▶ **Проверьте себя**
[1] Дословно перепишите из отрывка о дистанции восприятия фрагмент от слов "Наконец – художник, который" до слов "минимума эмоционального участия." включительно.
[2] Напишите продолжение отрывка о дистанции восприятия, начиная сразу после его последнего предложения.

▶ **Цитируемый отрывок**
====================

Наконец – художник, который лишь равнодушно устремляет взгляд за кулисы. Его совершенно не волнует происходящее; он будто в ста тысячах миль от события. Его позиция чисто созерцательная; можно даже сказать, что он не созерцает событие в его целостности: болезненный внутренний смысл происходящего остается вне его восприятия. Он обращает внимание лишь на внешнее – игру света и теней, цветовые значения. В восприятии художника мы достигаем предела дистанции и минимума эмоционального участия.
Тягость этого анализа была бы оправданной, если бы он позволил нам ясно говорить о шкале духовных дистанций между реальностью и нами. На этой шкале степени близости соответствуют степеням эмоционального участия в событиях; степени удаления, напротив, означают степени освобождения, при которых мы объективируем реальное событие, превращая его в предмет чистого созерцания. На одном полюсе мы находим область мирского – людей, вещей, ситуаций, – который есть реальность пережитая; на другом полюсе, напротив, мы видим все в области реальности созерцаемой.
Здесь необходимо сделать замечание, существенно важное для эстетики: без него трудно проникнуть в физиологию искусства – как старого, так и нового. Среди различных аспектов реальности, соответствующих разным точкам зрения, есть один, от которого происходят все прочие и который предполагается во всех остальных, – реальность пережитого. Если бы не было того, кто в полной самоотдаче и неистовстве переживает агонию человека, врач не заботился бы о ней, читатели не понимали бы патетических пассажей репортера, описывающего событие, а картина, на которой художник изображает человека на смертном одре в окружении скорбящих фигур, оставила бы нас равнодушными. То же можно сказать о любом другом объекте, будь то человек или предмет. Изначальная форма яблока – та, которую оно обретает, когда мы собираемся его съесть. Во всех прочих возможных формах, которые оно принимает (например, в той, что придал ему художник в 1600 году, вплетая в барочный орнамент, или в той, что оно имеет в натюрморте Сезанна, или в элементарной метафоре, где оно становится щекой девушки), более или менее сохраняется этот изначальный облик. Картина или поэзия, в которых не осталось бы ни малейшего следа пережитых форм, были бы непонятны, подобно фразе, в которой каждое слово лишено своего привычного значения.

====================

▶ **Листинг данных**
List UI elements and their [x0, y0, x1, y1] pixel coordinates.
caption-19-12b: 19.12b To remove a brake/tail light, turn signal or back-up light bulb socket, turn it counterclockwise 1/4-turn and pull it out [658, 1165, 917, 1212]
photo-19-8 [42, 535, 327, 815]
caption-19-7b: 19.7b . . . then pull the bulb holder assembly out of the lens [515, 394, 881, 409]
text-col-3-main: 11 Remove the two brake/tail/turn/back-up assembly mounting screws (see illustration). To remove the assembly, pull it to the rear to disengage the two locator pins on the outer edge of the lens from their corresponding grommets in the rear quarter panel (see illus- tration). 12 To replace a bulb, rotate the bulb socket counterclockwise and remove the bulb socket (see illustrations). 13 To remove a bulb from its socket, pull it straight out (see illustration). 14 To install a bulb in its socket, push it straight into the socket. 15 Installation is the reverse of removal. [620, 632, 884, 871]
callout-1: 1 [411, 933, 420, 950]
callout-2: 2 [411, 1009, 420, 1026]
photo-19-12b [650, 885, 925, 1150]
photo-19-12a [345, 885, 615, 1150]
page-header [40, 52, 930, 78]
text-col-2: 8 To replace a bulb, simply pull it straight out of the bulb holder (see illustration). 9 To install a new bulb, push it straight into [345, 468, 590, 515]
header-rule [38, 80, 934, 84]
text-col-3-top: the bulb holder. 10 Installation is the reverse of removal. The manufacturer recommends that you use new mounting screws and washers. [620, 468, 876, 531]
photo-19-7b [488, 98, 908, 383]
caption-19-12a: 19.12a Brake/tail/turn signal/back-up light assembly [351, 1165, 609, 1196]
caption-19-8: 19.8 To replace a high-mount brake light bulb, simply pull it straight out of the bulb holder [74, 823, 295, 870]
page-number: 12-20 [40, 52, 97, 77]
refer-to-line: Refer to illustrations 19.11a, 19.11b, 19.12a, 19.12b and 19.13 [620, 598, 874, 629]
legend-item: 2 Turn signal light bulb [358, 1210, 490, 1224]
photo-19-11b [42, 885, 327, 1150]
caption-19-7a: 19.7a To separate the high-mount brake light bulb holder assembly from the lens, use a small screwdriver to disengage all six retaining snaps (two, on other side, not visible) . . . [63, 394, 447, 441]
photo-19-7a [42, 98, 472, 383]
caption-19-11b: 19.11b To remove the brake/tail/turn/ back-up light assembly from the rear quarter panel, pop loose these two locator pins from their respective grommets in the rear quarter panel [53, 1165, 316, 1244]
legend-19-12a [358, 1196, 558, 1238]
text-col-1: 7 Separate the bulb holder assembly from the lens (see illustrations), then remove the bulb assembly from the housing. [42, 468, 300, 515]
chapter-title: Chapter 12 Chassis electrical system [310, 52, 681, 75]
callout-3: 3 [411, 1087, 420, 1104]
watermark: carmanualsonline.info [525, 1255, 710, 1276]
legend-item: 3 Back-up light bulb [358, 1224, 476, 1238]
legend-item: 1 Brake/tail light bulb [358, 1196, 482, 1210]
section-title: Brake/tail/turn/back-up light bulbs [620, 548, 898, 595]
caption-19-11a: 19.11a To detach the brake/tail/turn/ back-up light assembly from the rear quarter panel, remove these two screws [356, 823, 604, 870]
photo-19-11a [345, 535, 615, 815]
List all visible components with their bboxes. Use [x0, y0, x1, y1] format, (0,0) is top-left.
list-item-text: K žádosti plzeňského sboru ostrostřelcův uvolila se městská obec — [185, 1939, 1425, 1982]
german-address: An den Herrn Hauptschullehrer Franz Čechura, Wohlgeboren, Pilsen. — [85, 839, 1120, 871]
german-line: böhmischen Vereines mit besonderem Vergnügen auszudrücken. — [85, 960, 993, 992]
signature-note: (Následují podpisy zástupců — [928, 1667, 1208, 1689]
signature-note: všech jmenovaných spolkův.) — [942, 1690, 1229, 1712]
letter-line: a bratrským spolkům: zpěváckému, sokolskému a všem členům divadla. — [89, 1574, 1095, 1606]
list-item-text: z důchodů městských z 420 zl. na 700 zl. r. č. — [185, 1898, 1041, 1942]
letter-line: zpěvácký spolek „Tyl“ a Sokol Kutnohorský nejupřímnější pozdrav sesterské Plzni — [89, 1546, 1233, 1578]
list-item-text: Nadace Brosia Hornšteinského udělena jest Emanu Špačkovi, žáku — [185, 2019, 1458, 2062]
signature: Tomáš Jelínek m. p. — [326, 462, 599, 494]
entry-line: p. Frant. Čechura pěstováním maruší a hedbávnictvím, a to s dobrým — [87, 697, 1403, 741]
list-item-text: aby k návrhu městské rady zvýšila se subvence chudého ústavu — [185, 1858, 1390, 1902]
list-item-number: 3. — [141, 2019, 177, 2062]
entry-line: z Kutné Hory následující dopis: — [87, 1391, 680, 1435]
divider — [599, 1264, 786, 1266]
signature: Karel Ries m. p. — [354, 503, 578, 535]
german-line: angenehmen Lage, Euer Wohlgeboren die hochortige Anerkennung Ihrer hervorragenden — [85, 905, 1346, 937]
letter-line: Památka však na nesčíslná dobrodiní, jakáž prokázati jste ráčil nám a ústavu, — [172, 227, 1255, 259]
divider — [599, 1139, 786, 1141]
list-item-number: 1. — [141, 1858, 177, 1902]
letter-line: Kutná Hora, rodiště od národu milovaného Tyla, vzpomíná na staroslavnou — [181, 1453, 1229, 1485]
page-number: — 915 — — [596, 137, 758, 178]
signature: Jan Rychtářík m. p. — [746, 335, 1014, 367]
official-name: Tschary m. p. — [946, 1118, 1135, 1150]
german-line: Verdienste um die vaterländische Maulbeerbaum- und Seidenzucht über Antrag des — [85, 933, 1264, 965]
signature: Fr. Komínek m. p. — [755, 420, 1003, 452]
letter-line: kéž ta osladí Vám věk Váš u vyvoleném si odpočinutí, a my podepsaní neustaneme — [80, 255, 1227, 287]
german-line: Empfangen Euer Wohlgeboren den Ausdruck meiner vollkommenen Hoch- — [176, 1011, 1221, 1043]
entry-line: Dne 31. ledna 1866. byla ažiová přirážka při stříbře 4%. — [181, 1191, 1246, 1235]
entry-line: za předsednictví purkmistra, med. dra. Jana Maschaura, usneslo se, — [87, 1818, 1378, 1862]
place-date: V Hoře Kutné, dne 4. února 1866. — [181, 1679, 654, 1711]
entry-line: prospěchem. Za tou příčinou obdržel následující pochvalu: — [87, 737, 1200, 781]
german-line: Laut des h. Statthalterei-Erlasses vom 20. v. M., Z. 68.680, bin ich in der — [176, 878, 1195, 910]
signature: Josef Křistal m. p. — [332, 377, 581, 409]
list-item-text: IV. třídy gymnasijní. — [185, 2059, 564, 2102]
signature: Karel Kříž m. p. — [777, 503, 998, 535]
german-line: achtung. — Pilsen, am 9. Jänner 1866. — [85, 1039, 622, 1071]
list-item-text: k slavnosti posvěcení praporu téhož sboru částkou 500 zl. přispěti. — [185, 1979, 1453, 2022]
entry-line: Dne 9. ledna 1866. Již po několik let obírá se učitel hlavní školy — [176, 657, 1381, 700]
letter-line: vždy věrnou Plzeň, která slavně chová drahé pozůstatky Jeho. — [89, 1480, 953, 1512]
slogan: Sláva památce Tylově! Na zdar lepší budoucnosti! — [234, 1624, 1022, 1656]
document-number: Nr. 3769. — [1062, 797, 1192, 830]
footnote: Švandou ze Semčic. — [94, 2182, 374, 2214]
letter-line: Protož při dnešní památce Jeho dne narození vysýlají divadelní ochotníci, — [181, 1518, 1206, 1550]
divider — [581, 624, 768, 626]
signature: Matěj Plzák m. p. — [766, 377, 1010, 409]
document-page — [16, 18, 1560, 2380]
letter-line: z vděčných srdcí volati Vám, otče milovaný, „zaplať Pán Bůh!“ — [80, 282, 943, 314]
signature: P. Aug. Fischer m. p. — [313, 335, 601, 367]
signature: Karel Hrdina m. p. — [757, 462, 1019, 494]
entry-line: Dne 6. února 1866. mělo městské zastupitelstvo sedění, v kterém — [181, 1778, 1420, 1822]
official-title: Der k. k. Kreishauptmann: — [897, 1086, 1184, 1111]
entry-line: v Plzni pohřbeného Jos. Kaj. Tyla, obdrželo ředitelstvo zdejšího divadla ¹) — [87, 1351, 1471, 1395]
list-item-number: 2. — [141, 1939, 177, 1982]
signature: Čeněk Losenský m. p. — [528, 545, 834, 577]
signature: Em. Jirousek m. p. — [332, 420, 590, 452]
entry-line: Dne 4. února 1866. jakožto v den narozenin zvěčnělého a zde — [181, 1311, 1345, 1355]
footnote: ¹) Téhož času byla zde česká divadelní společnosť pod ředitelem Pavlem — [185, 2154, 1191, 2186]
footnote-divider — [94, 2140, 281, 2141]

====================

▶ **Ответы к заданиям**
[1]
Наконец – художник, который лишь равнодушно устремляет взгляд за кулисы. Его совершенно не волнует происходящее; он будто в ста тысячах миль от события. Его позиция чисто созерцательная; можно даже сказать, что он не созерцает событие в его целостности: болезненный внутренний смысл происходящего остается вне его восприятия. Он обращает внимание лишь на внешнее – игру света и теней, цветовые значения. В восприятии художника мы достигаем предела дистанции и минимума эмоционального участия.

[2]
Пример, важность которого станет ясна читателю позднее: среди реальностей, составляющих мир, находятся наши идеи. Мы используем их по-человечески, когда с их помощью думаем о вещах, то есть, размышляя о Наполеоне, обычно обращаем внимание исключительно на великого человека, носящего это имя. Напротив, психолог, принимая надчеловеческую точку зрения, отстраняется от Наполеона и, заглядывая в свой внутренний мир, стремится анализировать идею о Наполеоне, а не его самого. Таким образом, речь идет о перспективе, противоположной той, что мы используем в повседневной жизни. Вместо того чтобы идея служила инструментом, с помощью которого мы думаем об объекте, мы делаем саму идею объектом и целью нашего мышления. Позднее мы увидим, какой неожиданный замысел извлекает новое искусство из этой надчеловеческой инверсии.